**GIVEN PROBLEM**
Pick out the lines below with "安徽宏方药业有限公司" and list them.

**SUPPLIED MATERIAL**
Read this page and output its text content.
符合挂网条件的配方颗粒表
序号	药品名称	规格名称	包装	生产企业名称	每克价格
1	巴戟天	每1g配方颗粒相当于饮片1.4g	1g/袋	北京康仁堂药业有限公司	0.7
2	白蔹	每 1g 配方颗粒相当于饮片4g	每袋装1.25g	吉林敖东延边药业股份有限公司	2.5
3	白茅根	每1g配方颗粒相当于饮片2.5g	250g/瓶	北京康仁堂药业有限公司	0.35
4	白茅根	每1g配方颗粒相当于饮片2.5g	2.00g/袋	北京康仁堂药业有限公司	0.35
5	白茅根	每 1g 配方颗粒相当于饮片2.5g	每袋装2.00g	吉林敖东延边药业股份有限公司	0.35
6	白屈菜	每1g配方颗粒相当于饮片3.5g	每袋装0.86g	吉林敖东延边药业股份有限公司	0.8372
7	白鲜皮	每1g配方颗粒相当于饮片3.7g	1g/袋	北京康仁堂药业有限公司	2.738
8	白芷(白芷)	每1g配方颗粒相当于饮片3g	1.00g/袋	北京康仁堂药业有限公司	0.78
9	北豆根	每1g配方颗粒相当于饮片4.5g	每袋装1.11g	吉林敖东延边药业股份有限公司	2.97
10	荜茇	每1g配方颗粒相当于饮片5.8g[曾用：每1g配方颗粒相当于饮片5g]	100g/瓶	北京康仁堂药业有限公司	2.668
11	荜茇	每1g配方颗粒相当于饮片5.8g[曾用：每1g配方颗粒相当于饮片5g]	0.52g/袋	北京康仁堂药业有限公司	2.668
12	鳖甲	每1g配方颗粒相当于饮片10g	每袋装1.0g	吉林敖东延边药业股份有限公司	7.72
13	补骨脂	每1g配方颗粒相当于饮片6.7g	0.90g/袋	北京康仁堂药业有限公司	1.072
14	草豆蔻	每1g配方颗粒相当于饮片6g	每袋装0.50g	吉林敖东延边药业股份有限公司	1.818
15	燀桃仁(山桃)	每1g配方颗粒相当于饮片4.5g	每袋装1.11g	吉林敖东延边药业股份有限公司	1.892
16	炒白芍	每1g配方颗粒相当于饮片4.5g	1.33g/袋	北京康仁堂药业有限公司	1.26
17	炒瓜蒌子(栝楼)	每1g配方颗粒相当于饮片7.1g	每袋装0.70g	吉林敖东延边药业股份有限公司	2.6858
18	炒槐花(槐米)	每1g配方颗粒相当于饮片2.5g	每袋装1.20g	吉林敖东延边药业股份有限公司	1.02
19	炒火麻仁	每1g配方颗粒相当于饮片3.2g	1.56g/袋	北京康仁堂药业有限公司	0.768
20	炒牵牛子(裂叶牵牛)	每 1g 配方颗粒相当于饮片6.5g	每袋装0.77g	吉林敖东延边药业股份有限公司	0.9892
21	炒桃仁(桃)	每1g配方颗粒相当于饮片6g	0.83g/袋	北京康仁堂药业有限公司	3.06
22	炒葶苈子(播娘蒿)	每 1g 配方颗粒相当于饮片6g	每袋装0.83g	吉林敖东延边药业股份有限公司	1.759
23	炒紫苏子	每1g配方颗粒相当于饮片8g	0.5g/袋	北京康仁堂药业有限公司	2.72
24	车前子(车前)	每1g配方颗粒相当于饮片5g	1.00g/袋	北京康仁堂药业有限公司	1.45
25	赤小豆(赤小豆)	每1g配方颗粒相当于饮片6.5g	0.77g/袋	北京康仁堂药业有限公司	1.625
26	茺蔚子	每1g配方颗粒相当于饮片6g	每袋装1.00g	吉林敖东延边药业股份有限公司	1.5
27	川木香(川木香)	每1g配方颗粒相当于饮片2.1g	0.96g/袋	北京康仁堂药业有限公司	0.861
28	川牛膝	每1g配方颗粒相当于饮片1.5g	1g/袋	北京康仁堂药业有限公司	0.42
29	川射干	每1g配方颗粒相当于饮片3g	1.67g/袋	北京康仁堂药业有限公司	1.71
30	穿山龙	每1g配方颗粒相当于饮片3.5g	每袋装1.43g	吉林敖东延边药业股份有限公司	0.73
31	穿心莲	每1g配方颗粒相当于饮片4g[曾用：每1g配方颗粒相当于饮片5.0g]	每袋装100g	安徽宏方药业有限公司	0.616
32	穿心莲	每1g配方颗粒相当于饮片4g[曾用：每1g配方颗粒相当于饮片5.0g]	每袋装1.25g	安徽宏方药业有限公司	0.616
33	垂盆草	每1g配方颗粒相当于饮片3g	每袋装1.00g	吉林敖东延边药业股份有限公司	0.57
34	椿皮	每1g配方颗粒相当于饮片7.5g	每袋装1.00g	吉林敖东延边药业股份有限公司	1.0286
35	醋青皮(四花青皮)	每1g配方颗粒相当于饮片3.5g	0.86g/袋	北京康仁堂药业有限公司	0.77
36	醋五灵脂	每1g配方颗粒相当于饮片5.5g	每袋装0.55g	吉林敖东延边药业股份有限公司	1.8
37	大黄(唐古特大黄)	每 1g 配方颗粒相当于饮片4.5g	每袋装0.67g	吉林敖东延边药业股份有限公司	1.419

**FULL ANSWER**
31	穿心莲	每1g配方颗粒相当于饮片4g[曾用：每1g配方颗粒相当于饮片5.0g]	每袋装100g	安徽宏方药业有限公司	0.616
32	穿心莲	每1g配方颗粒相当于饮片4g[曾用：每1g配方颗粒相当于饮片5.0g]	每袋装1.25g	安徽宏方药业有限公司	0.616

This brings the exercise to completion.